## Directions for this task
Can you give all the records again without altering a single character?
--- begin Material supplied ---
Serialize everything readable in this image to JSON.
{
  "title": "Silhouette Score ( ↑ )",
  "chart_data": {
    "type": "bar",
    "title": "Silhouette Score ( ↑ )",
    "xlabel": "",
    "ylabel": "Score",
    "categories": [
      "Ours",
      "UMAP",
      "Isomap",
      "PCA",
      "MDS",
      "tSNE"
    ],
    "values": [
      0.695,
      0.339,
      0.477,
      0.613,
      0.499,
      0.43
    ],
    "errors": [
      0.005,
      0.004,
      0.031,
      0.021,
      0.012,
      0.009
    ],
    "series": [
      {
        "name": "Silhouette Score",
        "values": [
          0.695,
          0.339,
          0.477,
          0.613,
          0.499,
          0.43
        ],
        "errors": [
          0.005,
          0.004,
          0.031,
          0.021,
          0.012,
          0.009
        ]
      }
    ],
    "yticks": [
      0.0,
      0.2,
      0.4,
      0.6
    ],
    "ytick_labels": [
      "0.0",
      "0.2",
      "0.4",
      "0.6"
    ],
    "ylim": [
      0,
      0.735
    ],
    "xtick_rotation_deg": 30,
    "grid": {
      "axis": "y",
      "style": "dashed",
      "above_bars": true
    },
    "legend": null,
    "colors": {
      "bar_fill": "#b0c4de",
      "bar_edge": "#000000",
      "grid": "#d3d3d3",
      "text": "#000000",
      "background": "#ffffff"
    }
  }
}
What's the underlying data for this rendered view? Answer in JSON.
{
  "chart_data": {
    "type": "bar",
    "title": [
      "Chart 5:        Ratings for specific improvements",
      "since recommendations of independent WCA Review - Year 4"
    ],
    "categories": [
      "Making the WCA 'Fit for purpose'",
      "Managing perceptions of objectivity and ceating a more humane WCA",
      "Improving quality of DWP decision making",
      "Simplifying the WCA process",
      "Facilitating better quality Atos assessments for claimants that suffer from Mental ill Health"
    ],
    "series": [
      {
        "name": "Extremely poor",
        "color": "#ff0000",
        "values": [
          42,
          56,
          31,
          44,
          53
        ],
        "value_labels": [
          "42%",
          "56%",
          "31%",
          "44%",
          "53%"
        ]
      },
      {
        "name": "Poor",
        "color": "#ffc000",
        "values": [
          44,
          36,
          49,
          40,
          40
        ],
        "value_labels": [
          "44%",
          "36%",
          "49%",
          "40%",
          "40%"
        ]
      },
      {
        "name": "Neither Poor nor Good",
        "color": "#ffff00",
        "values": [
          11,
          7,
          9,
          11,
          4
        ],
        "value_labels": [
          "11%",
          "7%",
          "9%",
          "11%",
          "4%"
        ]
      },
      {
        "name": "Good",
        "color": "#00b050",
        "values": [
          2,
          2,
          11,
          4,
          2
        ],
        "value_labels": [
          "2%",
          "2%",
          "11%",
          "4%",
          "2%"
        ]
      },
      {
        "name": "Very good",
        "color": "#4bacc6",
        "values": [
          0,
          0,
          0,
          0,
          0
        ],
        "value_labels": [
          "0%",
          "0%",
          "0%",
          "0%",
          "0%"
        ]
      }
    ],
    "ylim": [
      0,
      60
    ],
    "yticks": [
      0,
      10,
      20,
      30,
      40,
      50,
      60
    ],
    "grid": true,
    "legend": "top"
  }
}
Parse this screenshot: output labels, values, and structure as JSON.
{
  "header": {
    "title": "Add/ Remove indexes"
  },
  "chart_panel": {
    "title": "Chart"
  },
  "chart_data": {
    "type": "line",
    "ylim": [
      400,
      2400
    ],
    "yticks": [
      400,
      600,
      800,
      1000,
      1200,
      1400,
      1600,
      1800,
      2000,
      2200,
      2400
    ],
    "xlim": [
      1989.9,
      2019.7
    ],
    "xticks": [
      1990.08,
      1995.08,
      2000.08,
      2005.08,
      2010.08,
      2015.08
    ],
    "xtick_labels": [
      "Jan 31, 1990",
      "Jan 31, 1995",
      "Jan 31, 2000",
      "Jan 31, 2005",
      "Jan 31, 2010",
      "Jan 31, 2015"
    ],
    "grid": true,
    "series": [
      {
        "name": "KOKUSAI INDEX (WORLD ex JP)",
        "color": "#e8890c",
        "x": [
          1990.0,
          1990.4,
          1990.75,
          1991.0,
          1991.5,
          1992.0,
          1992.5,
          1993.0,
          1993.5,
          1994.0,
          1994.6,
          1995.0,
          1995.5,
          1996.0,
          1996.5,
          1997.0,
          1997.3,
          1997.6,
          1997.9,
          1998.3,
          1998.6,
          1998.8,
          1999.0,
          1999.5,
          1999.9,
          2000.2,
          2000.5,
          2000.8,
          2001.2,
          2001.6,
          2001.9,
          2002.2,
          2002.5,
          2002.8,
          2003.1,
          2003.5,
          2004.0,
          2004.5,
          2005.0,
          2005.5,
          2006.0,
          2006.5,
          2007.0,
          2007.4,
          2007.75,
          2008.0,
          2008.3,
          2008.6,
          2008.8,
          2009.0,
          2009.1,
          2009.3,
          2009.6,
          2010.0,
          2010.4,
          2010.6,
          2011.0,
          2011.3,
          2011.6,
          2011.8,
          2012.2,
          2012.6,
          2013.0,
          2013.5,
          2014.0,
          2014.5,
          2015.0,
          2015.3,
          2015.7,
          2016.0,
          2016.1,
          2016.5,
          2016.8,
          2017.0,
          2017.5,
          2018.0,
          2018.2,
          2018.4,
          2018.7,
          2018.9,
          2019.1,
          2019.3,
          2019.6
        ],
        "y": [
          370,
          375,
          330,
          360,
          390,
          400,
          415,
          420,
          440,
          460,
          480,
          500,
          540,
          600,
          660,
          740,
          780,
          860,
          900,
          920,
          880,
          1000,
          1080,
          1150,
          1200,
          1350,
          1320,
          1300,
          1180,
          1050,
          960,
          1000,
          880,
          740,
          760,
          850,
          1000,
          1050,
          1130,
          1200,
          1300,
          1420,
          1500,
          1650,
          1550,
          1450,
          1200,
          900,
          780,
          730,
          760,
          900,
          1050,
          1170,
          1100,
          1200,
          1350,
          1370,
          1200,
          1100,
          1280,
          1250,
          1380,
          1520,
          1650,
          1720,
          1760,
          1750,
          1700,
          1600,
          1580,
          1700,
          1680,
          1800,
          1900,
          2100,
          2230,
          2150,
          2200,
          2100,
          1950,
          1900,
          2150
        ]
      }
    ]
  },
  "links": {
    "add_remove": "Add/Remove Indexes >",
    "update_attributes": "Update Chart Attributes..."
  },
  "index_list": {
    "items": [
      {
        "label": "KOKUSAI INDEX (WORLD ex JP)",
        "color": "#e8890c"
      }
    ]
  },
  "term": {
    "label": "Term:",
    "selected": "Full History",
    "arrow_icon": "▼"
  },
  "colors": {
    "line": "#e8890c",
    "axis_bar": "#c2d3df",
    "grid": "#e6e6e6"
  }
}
--- end Material supplied ---
## Exercise output
Serialize everything readable in this image to JSON.
{
  "title": "Silhouette Score ( ↑ )",
  "chart_data": {
    "type": "bar",
    "title": "Silhouette Score ( ↑ )",
    "xlabel": "",
    "ylabel": "Score",
    "categories": [
      "Ours",
      "UMAP",
      "Isomap",
      "PCA",
      "MDS",
      "tSNE"
    ],
    "values": [
      0.695,
      0.339,
      0.477,
      0.613,
      0.499,
      0.43
    ],
    "errors": [
      0.005,
      0.004,
      0.031,
      0.021,
      0.012,
      0.009
    ],
    "series": [
      {
        "name": "Silhouette Score",
        "values": [
          0.695,
          0.339,
          0.477,
          0.613,
          0.499,
          0.43
        ],
        "errors": [
          0.005,
          0.004,
          0.031,
          0.021,
          0.012,
          0.009
        ]
      }
    ],
    "yticks": [
      0.0,
      0.2,
      0.4,
      0.6
    ],
    "ytick_labels": [
      "0.0",
      "0.2",
      "0.4",
      "0.6"
    ],
    "ylim": [
      0,
      0.735
    ],
    "xtick_rotation_deg": 30,
    "grid": {
      "axis": "y",
      "style": "dashed",
      "above_bars": true
    },
    "legend": null,
    "colors": {
      "bar_fill": "#b0c4de",
      "bar_edge": "#000000",
      "grid": "#d3d3d3",
      "text": "#000000",
      "background": "#ffffff"
    }
  }
}
What's the underlying data for this rendered view? Answer in JSON.
{
  "chart_data": {
    "type": "bar",
    "title": [
      "Chart 5:        Ratings for specific improvements",
      "since recommendations of independent WCA Review - Year 4"
    ],
    "categories": [
      "Making the WCA 'Fit for purpose'",
      "Managing perceptions of objectivity and ceating a more humane WCA",
      "Improving quality of DWP decision making",
      "Simplifying the WCA process",
      "Facilitating better quality Atos assessments for claimants that suffer from Mental ill Health"
    ],
    "series": [
      {
        "name": "Extremely poor",
        "color": "#ff0000",
        "values": [
          42,
          56,
          31,
          44,
          53
        ],
        "value_labels": [
          "42%",
          "56%",
          "31%",
          "44%",
          "53%"
        ]
      },
      {
        "name": "Poor",
        "color": "#ffc000",
        "values": [
          44,
          36,
          49,
          40,
          40
        ],
        "value_labels": [
          "44%",
          "36%",
          "49%",
          "40%",
          "40%"
        ]
      },
      {
        "name": "Neither Poor nor Good",
        "color": "#ffff00",
        "values": [
          11,
          7,
          9,
          11,
          4
        ],
        "value_labels": [
          "11%",
          "7%",
          "9%",
          "11%",
          "4%"
        ]
      },
      {
        "name": "Good",
        "color": "#00b050",
        "values": [
          2,
          2,
          11,
          4,
          2
        ],
        "value_labels": [
          "2%",
          "2%",
          "11%",
          "4%",
          "2%"
        ]
      },
      {
        "name": "Very good",
        "color": "#4bacc6",
        "values": [
          0,
          0,
          0,
          0,
          0
        ],
        "value_labels": [
          "0%",
          "0%",
          "0%",
          "0%",
          "0%"
        ]
      }
    ],
    "ylim": [
      0,
      60
    ],
    "yticks": [
      0,
      10,
      20,
      30,
      40,
      50,
      60
    ],
    "grid": true,
    "legend": "top"
  }
}
Parse this screenshot: output labels, values, and structure as JSON.
{
  "header": {
    "title": "Add/ Remove indexes"
  },
  "chart_panel": {
    "title": "Chart"
  },
  "chart_data": {
    "type": "line",
    "ylim": [
      400,
      2400
    ],
    "yticks": [
      400,
      600,
      800,
      1000,
      1200,
      1400,
      1600,
      1800,
      2000,
      2200,
      2400
    ],
    "xlim": [
      1989.9,
      2019.7
    ],
    "xticks": [
      1990.08,
      1995.08,
      2000.08,
      2005.08,
      2010.08,
      2015.08
    ],
    "xtick_labels": [
      "Jan 31, 1990",
      "Jan 31, 1995",
      "Jan 31, 2000",
      "Jan 31, 2005",
      "Jan 31, 2010",
      "Jan 31, 2015"
    ],
    "grid": true,
    "series": [
      {
        "name": "KOKUSAI INDEX (WORLD ex JP)",
        "color": "#e8890c",
        "x": [
          1990.0,
          1990.4,
          1990.75,
          1991.0,
          1991.5,
          1992.0,
          1992.5,
          1993.0,
          1993.5,
          1994.0,
          1994.6,
          1995.0,
          1995.5,
          1996.0,
          1996.5,
          1997.0,
          1997.3,
          1997.6,
          1997.9,
          1998.3,
          1998.6,
          1998.8,
          1999.0,
          1999.5,
          1999.9,
          2000.2,
          2000.5,
          2000.8,
          2001.2,
          2001.6,
          2001.9,
          2002.2,
          2002.5,
          2002.8,
          2003.1,
          2003.5,
          2004.0,
          2004.5,
          2005.0,
          2005.5,
          2006.0,
          2006.5,
          2007.0,
          2007.4,
          2007.75,
          2008.0,
          2008.3,
          2008.6,
          2008.8,
          2009.0,
          2009.1,
          2009.3,
          2009.6,
          2010.0,
          2010.4,
          2010.6,
          2011.0,
          2011.3,
          2011.6,
          2011.8,
          2012.2,
          2012.6,
          2013.0,
          2013.5,
          2014.0,
          2014.5,
          2015.0,
          2015.3,
          2015.7,
          2016.0,
          2016.1,
          2016.5,
          2016.8,
          2017.0,
          2017.5,
          2018.0,
          2018.2,
          2018.4,
          2018.7,
          2018.9,
          2019.1,
          2019.3,
          2019.6
        ],
        "y": [
          370,
          375,
          330,
          360,
          390,
          400,
          415,
          420,
          440,
          460,
          480,
          500,
          540,
          600,
          660,
          740,
          780,
          860,
          900,
          920,
          880,
          1000,
          1080,
          1150,
          1200,
          1350,
          1320,
          1300,
          1180,
          1050,
          960,
          1000,
          880,
          740,
          760,
          850,
          1000,
          1050,
          1130,
          1200,
          1300,
          1420,
          1500,
          1650,
          1550,
          1450,
          1200,
          900,
          780,
          730,
          760,
          900,
          1050,
          1170,
          1100,
          1200,
          1350,
          1370,
          1200,
          1100,
          1280,
          1250,
          1380,
          1520,
          1650,
          1720,
          1760,
          1750,
          1700,
          1600,
          1580,
          1700,
          1680,
          1800,
          1900,
          2100,
          2230,
          2150,
          2200,
          2100,
          1950,
          1900,
          2150
        ]
      }
    ]
  },
  "links": {
    "add_remove": "Add/Remove Indexes >",
    "update_attributes": "Update Chart Attributes..."
  },
  "index_list": {
    "items": [
      {
        "label": "KOKUSAI INDEX (WORLD ex JP)",
        "color": "#e8890c"
      }
    ]
  },
  "term": {
    "label": "Term:",
    "selected": "Full History",
    "arrow_icon": "▼"
  },
  "colors": {
    "line": "#e8890c",
    "axis_bar": "#c2d3df",
    "grid": "#e6e6e6"
  }
}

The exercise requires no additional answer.